**Set problem:** Filter the records and copy every line that contains the string "phone".

_____

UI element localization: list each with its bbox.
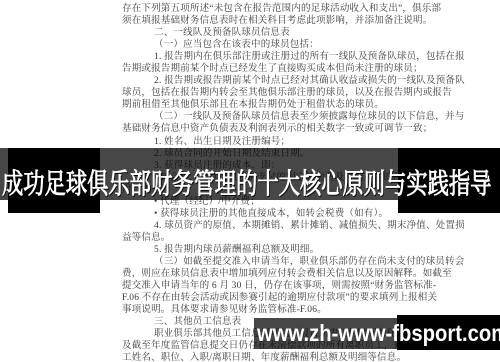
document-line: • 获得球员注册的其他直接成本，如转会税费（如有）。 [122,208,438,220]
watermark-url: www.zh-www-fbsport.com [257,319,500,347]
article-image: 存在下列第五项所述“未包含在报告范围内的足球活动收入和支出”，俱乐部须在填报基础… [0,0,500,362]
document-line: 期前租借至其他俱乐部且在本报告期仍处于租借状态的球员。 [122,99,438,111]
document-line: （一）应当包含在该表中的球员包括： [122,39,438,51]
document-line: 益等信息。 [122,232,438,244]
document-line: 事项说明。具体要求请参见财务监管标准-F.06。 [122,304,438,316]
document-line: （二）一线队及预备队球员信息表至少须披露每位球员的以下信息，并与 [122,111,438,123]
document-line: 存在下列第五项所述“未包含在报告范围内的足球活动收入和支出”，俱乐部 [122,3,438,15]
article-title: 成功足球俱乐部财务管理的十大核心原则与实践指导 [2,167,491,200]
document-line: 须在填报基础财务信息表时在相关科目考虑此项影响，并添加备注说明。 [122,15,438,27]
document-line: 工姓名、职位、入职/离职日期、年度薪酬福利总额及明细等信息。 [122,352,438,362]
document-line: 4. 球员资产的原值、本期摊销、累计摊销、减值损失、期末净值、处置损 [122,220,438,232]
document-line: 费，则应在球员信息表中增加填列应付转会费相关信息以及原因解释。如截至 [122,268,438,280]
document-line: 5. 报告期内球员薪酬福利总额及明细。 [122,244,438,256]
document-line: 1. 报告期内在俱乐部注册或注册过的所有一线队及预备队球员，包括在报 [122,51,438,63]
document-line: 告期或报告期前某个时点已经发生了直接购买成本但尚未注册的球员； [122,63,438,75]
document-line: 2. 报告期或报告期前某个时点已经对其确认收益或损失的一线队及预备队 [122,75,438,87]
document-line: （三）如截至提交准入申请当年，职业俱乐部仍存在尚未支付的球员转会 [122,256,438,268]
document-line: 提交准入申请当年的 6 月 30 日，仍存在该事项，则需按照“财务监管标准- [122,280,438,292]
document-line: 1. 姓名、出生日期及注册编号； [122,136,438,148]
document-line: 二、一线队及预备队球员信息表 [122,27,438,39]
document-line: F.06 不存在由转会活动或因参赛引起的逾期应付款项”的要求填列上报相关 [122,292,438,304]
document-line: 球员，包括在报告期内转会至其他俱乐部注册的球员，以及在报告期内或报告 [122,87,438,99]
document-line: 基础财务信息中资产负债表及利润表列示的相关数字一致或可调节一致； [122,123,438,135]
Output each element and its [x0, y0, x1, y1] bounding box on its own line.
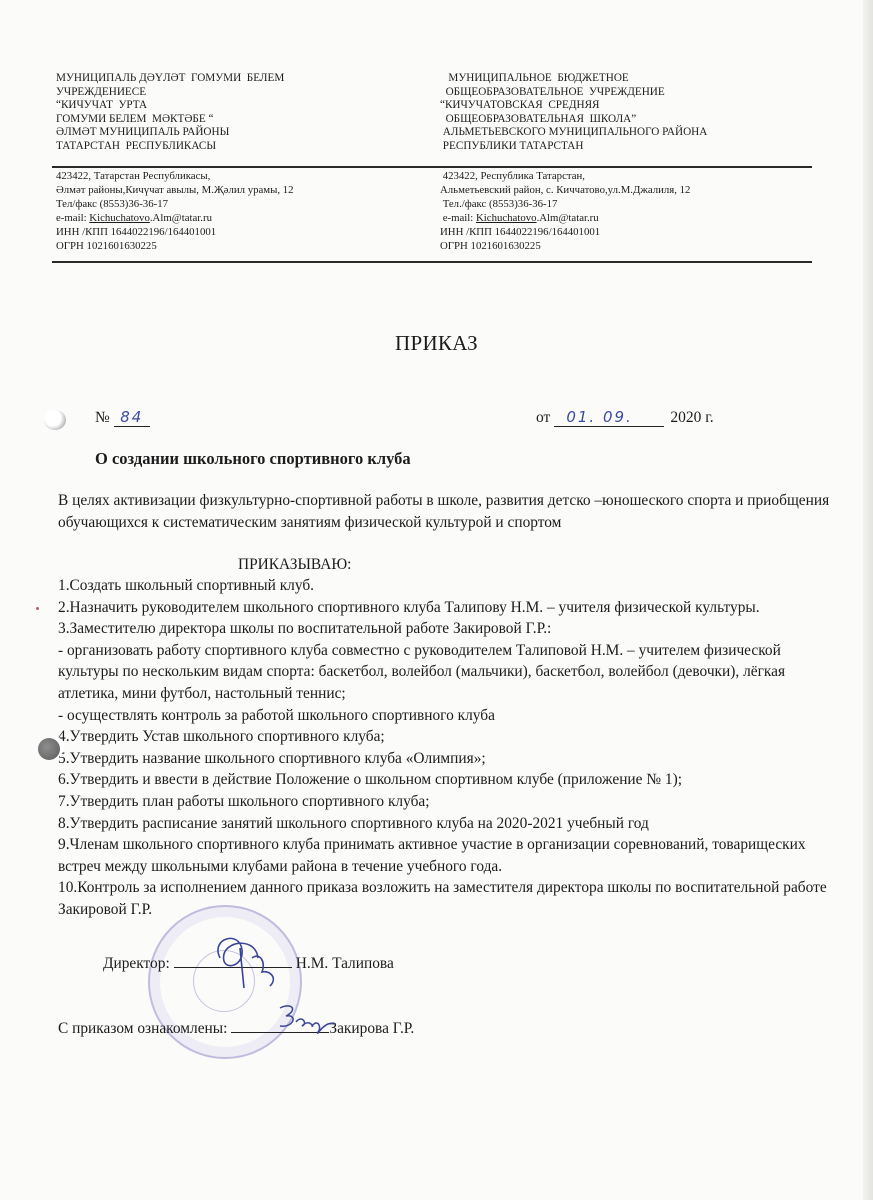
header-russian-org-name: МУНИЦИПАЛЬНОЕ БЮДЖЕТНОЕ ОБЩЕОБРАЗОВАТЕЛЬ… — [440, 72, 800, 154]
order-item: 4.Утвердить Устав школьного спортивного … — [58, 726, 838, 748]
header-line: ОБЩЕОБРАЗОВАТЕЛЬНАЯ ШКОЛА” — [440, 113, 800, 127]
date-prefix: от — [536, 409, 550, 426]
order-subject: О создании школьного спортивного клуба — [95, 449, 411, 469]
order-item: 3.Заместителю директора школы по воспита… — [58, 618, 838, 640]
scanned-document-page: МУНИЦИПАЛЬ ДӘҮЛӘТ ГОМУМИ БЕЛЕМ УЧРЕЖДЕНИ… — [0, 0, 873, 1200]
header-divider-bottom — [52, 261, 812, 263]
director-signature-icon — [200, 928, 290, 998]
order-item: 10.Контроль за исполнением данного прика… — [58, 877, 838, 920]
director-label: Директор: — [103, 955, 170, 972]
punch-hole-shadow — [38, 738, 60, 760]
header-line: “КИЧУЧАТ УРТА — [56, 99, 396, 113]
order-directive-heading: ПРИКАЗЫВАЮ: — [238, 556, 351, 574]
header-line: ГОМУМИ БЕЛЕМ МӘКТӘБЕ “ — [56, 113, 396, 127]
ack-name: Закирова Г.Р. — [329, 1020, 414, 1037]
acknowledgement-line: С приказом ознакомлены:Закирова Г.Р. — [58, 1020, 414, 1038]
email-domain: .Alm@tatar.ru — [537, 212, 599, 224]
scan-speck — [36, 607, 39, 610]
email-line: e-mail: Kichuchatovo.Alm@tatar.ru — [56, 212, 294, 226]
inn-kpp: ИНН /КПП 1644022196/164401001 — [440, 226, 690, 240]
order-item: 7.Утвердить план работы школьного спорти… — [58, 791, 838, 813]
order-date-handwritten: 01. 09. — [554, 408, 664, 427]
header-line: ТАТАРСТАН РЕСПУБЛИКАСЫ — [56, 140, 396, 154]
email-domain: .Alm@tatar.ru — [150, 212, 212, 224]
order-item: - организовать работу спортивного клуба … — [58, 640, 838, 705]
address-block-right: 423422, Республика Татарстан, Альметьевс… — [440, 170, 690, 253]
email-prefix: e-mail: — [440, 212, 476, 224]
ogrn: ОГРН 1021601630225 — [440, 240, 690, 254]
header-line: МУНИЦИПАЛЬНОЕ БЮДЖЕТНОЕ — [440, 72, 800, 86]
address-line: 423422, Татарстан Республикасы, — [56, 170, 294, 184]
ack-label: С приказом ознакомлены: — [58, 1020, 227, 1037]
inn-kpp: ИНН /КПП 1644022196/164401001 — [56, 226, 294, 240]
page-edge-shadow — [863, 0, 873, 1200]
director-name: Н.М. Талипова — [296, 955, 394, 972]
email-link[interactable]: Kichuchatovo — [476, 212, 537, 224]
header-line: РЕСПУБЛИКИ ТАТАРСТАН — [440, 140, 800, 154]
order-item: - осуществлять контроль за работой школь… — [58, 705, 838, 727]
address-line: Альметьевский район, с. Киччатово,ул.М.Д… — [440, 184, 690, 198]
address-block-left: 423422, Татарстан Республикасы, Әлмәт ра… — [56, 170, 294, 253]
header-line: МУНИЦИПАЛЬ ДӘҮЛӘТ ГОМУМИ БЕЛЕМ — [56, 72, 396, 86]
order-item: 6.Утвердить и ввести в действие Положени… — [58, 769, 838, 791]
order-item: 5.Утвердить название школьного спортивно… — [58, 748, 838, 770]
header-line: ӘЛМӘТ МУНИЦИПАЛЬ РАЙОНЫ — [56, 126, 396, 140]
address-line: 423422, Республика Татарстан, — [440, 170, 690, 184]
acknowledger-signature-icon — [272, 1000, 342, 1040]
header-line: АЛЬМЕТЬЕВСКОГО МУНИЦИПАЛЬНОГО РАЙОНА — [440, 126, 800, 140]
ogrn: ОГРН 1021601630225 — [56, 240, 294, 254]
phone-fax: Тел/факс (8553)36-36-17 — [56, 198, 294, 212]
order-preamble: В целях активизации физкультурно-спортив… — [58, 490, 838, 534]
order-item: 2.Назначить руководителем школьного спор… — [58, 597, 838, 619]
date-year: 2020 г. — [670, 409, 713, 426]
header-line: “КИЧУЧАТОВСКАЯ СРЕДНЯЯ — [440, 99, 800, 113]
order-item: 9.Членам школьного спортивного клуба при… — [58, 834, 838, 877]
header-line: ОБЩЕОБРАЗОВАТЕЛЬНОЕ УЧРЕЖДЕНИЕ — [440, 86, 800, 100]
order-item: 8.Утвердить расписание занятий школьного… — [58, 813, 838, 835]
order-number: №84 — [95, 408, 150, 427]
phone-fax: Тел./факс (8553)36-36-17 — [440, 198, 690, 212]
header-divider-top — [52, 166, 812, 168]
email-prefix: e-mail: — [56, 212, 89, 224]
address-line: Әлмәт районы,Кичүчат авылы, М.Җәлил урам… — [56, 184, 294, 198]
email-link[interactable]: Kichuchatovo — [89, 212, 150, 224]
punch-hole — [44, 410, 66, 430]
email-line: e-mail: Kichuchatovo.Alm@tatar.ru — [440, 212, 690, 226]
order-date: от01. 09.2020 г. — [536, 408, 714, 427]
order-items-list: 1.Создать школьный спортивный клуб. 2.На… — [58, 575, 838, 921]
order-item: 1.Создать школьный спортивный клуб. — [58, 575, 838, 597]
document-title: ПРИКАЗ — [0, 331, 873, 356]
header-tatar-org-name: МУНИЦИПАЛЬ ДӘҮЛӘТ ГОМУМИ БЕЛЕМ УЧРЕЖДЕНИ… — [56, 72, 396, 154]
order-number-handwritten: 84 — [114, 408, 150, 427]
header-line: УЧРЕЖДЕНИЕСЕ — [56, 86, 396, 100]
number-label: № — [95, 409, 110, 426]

_____

**Answer to the task:**
phone-fax: Тел/факс (8553)36-36-17 — [56, 198, 294, 212]
phone-fax: Тел./факс (8553)36-36-17 — [440, 198, 690, 212]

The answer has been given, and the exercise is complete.